Task to complete> Copy every line of the listing that holds the string "Salvadorans".

─── Extracted data ───

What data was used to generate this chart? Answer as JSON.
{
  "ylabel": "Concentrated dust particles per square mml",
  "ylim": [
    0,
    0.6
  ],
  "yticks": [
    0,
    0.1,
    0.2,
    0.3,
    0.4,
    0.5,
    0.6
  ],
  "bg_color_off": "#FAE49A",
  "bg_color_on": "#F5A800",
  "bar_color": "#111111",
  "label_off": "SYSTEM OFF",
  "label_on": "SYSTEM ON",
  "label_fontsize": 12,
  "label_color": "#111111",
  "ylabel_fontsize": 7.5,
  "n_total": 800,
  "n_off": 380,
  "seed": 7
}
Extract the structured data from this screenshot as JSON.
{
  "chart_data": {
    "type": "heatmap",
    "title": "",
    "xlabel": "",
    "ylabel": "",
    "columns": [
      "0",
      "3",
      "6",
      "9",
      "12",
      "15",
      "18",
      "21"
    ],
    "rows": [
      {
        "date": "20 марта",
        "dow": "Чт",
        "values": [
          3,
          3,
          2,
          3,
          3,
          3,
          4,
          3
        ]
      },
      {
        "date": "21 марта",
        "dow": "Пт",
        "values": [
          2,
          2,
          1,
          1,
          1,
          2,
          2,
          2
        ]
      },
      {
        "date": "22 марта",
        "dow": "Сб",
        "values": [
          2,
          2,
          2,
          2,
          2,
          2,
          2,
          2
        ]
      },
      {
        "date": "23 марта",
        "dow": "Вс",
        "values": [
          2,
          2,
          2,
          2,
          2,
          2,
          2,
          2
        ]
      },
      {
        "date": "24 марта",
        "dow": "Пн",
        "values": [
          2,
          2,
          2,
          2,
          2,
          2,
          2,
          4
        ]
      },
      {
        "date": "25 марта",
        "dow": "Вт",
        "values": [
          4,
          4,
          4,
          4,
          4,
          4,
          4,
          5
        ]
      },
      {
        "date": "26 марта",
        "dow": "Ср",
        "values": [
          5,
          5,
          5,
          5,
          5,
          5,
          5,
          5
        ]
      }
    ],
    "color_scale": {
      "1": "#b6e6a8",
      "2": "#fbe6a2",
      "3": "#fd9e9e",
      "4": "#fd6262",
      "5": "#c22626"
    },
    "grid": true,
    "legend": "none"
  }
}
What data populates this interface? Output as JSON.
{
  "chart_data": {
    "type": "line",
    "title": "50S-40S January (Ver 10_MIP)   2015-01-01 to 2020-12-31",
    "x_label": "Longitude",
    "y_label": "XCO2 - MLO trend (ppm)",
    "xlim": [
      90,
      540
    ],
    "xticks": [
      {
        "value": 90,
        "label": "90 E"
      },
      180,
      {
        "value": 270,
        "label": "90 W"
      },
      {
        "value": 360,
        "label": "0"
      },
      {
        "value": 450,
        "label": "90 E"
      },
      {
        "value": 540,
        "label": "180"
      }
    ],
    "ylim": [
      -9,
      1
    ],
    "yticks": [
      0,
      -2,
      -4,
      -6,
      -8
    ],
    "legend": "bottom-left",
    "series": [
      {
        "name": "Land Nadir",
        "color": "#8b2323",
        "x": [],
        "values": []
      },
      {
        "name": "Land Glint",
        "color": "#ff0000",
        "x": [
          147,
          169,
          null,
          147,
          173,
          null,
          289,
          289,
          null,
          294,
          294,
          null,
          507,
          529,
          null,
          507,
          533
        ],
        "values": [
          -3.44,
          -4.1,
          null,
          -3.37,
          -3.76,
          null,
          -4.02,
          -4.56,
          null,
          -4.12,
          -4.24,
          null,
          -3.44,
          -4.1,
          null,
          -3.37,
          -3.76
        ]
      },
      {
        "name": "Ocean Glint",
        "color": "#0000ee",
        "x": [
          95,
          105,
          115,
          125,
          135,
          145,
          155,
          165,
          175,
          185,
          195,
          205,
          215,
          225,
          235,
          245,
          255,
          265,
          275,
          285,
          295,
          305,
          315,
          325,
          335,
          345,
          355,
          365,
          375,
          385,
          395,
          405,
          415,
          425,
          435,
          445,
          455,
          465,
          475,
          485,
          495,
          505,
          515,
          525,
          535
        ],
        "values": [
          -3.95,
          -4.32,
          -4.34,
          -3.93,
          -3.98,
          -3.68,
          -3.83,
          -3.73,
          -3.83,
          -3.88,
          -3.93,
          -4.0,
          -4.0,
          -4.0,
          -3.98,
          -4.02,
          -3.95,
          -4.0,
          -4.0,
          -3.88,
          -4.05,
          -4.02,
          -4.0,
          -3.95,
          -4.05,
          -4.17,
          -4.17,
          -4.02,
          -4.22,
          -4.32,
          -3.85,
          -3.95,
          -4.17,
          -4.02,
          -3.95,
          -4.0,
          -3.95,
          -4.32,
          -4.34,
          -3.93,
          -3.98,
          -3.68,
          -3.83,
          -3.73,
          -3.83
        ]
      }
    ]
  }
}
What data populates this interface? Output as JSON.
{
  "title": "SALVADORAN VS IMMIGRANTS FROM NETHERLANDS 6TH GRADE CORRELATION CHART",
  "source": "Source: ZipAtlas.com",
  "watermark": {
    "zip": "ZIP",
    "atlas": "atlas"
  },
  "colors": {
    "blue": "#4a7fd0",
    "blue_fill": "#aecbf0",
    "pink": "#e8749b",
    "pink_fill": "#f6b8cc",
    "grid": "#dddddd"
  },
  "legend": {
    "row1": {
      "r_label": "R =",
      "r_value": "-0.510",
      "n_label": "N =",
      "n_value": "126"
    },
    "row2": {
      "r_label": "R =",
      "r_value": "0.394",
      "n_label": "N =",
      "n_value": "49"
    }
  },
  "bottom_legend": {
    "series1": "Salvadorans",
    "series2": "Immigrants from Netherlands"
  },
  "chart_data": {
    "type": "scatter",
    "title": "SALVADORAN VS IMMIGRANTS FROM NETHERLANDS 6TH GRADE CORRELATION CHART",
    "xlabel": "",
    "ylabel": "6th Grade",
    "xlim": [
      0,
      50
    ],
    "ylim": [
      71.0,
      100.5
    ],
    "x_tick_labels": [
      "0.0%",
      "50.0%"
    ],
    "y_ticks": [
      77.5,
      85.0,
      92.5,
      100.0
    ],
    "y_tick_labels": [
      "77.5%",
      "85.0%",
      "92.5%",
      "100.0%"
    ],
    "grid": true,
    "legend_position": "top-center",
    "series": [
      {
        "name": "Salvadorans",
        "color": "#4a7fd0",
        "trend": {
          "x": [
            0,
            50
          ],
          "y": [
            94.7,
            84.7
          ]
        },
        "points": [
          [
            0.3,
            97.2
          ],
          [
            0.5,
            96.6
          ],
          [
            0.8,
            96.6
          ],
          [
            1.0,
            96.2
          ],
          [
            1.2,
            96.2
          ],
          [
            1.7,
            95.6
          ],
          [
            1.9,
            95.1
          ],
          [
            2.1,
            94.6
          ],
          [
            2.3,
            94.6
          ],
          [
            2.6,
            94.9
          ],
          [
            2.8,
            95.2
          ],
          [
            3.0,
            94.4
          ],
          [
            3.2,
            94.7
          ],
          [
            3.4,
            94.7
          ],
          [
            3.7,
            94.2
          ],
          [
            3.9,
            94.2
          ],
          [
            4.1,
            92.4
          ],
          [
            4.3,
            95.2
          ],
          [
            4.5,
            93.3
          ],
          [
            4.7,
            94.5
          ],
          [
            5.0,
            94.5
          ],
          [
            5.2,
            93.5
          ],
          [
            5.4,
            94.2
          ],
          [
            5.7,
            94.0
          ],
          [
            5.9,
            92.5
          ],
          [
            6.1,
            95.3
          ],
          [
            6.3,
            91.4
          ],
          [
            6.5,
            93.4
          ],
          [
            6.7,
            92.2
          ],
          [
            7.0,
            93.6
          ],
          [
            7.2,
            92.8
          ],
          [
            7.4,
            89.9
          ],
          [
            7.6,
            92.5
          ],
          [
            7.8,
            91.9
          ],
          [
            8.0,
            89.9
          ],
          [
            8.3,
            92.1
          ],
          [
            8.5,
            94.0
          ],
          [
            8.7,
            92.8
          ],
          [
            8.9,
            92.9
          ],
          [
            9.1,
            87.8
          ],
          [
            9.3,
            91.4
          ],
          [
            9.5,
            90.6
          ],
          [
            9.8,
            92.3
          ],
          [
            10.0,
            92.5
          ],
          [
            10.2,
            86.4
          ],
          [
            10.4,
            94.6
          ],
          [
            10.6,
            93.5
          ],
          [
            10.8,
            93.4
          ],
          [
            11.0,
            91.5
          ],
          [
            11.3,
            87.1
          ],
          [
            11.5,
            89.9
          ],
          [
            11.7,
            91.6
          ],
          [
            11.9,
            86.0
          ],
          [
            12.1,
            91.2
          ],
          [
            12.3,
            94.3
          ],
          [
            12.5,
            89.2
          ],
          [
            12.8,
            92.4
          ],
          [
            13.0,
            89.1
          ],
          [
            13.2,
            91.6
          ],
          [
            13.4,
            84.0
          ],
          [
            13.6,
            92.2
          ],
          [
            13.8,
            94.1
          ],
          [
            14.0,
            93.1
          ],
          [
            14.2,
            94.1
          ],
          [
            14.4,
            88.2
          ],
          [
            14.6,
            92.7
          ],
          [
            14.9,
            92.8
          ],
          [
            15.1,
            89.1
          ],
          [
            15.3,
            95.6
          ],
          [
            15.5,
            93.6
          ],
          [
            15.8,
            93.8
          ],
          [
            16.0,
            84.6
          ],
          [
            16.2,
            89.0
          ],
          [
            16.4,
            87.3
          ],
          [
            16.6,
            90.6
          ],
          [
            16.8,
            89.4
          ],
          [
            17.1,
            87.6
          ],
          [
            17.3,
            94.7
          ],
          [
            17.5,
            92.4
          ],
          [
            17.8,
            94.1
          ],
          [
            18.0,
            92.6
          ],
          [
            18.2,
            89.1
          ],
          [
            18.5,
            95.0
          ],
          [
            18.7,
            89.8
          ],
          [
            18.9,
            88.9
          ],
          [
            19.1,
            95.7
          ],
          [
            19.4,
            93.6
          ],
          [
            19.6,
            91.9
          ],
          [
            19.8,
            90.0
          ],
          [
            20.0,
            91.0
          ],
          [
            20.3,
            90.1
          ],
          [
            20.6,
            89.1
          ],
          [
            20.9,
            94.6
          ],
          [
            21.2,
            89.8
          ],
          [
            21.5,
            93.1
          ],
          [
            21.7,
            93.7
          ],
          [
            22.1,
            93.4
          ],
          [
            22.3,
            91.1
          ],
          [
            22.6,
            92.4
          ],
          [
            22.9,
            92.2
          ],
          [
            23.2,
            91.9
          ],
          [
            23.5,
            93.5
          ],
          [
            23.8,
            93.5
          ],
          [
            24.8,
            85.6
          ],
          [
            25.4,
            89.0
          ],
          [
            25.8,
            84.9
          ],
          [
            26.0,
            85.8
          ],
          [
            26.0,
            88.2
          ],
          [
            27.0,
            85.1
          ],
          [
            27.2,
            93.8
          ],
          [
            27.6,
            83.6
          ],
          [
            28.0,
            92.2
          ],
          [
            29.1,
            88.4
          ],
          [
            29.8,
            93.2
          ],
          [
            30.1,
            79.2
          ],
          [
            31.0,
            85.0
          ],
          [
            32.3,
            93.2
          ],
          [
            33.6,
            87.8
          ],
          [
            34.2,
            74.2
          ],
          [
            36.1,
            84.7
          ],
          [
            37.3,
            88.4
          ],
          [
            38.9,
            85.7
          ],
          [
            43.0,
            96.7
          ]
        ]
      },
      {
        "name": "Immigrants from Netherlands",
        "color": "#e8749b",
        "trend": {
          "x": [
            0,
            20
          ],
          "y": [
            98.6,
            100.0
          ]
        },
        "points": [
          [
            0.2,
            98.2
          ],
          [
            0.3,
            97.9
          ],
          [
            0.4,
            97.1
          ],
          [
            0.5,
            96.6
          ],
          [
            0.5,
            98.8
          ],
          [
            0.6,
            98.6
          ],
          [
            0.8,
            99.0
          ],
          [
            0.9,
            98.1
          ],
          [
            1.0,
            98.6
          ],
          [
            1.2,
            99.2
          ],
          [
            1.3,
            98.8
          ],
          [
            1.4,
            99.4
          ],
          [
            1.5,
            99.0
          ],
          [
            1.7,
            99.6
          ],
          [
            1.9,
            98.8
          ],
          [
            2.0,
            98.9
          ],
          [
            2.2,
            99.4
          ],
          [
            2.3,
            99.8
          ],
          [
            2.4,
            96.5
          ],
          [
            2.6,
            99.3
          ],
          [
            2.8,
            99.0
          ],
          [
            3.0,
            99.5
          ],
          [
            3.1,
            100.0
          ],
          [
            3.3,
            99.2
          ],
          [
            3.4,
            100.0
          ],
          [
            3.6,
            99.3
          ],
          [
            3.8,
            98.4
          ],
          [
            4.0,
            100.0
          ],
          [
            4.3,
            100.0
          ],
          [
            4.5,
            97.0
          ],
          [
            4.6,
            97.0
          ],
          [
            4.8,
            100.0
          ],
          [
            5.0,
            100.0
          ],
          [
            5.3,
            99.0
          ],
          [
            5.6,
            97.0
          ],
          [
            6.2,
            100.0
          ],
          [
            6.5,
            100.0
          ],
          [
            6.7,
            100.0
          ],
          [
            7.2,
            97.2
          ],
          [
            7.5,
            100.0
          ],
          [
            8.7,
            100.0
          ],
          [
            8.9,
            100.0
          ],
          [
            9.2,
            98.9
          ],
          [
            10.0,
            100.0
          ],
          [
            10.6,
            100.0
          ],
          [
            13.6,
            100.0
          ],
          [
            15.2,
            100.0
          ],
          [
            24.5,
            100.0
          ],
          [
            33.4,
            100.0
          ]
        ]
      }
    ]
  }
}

───

Full output>
    "series1": "Salvadorans",
        "name": "Salvadorans",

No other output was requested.